# Exercise task
Go through the data below and gather each line containing "Robert".

# Given records
────────

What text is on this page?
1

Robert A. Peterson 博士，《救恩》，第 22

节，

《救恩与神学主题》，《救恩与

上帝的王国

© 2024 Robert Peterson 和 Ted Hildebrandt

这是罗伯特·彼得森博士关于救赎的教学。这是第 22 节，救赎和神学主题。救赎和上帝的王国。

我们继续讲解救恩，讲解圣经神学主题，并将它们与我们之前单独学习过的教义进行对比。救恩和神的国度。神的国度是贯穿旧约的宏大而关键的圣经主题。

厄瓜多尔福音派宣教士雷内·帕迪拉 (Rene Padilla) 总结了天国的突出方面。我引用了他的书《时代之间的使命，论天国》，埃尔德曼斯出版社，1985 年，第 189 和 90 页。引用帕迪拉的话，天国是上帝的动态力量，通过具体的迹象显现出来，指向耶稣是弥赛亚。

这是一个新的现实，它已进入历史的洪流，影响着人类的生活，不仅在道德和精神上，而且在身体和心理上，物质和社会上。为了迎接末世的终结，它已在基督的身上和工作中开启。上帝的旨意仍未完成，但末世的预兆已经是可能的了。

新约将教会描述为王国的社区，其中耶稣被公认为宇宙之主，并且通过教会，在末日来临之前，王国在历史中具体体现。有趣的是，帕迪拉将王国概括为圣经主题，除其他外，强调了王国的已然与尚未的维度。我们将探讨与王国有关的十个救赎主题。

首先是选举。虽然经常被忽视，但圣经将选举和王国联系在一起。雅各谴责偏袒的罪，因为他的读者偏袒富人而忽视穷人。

────────

# Exercise answer
Robert A. Peterson 博士，《救恩》，第 22
© 2024 Robert Peterson 和 Ted Hildebrandt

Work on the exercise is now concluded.